The West Coast Accelerator trip offers an additional opportunity “for the students who are farthest along and have garnered the most resources from Silicon Valley,” said Elizabeth Weber ’14, former president of the Entrepreneurship Program.

The trip started out with an orientation and meet-and-greet at the office of Derek Schueren’s ’98 company, Recommind. From there, the students got a crash course in startup development from various groups, many of which were started or staffed by Brown alums. Throughout the trip, mentors and Brown alums shared stories about their experiences in Silicon Valley and offered advice to the students. The students also visited law firms, where they learned about “the legal aspect of startups,” Nakhare said, “which we as students usually don’t think about.”

“It was completely filled from morning to evening with pretty much everything a startup needed,” he said.

The students went to the Google campus, as well as to Facebook’s headquarters, where they spoke with CFO of Facebook, Inc., David Ebersman ’91.

“He came and chatted with us for an hour,” Nakhare said. “It was amazing what he had to say about how Facebook transformed from a small startup to one of the biggest companies out there.”

Josh Ezickson ’15, president of the Brown Entrepreneurship Program for the upcoming year, said he was “thrilled” with the quality of visiting lecturers and the “extensive” nature of the network of Brown alums in Silicon Valley.

At the end of the program, the student teams went to Mohr Davidow Ventures, a venture capitalist firm, where they pitched their startups to a panel of judges who gave them feedback on their presentation and decided which of the six ventures would be most viable as companies.

“The judges couldn’t come to a unanimous (decision on one) team that was the best,” said Alon Sacks ’15, president of Brown Idea Labs for the upcoming year.  They ultimately recognized three of the six teams — Consignd, gsuccess and LoveGov — as “fundable companies,” he said. LoveGov is a startup social network designed to connect students to information about federal and local politics, Consignd is a web platform for online consignment and Gsuccess is a mobile app that helps students in China study for standardized exams.

Nakhare said durgood is still in the planning phase of operations and that their goals for the trip were less about developing funding sources than were those of the other groups, including the three recognized teams of the pitch contest.

SOURCE INFORMATION —
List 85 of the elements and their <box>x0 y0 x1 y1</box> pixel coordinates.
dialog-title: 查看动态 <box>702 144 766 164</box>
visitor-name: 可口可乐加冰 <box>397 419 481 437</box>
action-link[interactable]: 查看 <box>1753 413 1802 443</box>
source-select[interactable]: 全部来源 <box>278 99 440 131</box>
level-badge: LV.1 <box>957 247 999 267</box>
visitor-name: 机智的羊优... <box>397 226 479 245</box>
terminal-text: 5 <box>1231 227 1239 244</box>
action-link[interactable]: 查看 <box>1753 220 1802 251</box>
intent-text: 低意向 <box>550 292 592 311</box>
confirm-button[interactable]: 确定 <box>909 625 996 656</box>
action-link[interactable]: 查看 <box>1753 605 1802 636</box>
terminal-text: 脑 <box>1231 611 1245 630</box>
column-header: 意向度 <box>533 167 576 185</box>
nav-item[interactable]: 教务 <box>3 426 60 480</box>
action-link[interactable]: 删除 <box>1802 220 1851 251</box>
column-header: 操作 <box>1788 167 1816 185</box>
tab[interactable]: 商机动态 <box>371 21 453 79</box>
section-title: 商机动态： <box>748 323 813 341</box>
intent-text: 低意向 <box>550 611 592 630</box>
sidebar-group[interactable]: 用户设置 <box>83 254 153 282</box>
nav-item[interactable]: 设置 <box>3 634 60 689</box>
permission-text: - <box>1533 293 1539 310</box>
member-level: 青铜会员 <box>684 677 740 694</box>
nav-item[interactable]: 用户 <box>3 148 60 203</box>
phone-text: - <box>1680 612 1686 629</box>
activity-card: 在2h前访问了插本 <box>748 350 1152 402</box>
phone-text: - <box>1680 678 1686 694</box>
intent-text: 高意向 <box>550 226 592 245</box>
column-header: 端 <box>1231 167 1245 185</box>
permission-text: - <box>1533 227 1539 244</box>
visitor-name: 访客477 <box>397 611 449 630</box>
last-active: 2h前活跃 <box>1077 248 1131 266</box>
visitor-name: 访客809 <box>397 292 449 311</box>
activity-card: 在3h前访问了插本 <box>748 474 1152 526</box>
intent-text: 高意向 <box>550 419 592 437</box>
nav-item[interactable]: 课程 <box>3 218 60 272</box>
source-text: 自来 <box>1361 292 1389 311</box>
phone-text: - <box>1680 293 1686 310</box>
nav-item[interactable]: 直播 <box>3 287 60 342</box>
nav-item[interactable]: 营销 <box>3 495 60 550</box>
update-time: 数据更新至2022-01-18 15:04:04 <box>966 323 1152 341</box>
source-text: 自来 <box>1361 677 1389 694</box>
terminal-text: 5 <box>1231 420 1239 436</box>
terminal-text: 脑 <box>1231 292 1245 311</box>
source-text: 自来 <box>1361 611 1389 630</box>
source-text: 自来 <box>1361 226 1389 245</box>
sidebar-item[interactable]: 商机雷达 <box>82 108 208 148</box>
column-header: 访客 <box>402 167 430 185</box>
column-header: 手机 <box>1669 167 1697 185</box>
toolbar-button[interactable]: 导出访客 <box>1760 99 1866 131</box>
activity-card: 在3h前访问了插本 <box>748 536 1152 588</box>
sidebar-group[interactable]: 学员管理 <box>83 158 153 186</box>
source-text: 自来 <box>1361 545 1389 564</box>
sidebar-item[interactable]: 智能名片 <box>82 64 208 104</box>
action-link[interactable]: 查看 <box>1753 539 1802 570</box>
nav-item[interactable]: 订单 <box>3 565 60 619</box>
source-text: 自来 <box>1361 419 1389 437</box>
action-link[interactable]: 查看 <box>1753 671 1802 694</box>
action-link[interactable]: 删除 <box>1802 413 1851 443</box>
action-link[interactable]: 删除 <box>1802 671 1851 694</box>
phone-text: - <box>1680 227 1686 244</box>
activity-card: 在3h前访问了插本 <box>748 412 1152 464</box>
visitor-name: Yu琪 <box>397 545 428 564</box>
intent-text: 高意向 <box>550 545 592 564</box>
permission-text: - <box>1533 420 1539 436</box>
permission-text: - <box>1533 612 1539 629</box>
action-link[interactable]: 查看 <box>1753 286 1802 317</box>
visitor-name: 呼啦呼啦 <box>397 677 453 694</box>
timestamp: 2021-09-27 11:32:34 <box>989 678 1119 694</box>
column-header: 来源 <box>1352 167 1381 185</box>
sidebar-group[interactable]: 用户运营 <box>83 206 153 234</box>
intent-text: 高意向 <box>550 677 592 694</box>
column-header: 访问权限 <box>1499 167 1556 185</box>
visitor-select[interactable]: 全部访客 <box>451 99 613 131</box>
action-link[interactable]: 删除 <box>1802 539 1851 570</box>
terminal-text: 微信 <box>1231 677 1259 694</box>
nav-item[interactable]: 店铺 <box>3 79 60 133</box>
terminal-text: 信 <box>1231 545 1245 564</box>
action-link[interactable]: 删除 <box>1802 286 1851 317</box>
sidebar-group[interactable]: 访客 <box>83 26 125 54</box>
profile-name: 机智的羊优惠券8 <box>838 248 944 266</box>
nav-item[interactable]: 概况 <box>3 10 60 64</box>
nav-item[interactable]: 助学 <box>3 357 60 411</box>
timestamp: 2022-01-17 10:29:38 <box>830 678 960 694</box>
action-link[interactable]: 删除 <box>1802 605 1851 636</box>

WHAT YOU NEED TO DO —
[A] In the article about the West Coast Accelerator trip, at which venture capital firm did the student teams pitch their startups to a panel of judges?
[B] Pick up the article about the Brown students' West Coast Accelerator trip after its last sentence and keep writing it.

RESULTS FOR THE EXERCISE —
[A] Mohr Davidow Ventures

[B]
The founders of durgood are planning to search for funding in the upcoming months, but they are currently still finalizing a “viable product,” Nakhare said. “It was as great as it could be for where we are.”

Several of the teams stayed in Silicon Valley to continue pitching to other venture capital firms, Weber said.

The event’s planners said the experience of visiting the West Coast will help the teams further develop their ventures, and they plan to run another similar trip next year.

“There’s just this sort of feel in the Bay Area in Silicon Valley … this very startup-y feel,” Ezickson said. “Venture capitalists actually ended up laughing at us because we were dressed in suits, and it’s the first time they were pitched to in suits in a long time,” he added.

“I know a lot of teams really embraced that culture, that laid-back and really friendly culture that Silicon Valley had. They can really see themselves moving back out there once they have their companies more established,” Ezickson said.

Though the Providence community has criticized the program’s search for resources outside the city, Weber said she hopes the program will soon find more resources closer to home.

“We were delivering that ‘people capital’ and those resources and connections that could not currently be made in Providence,” Weber said.

At the end of the trip, several of the teams expressed interest in returning to the “laidback and really friendly culture” of the Silicon Valley once their companies are fully formed, Ezickson said.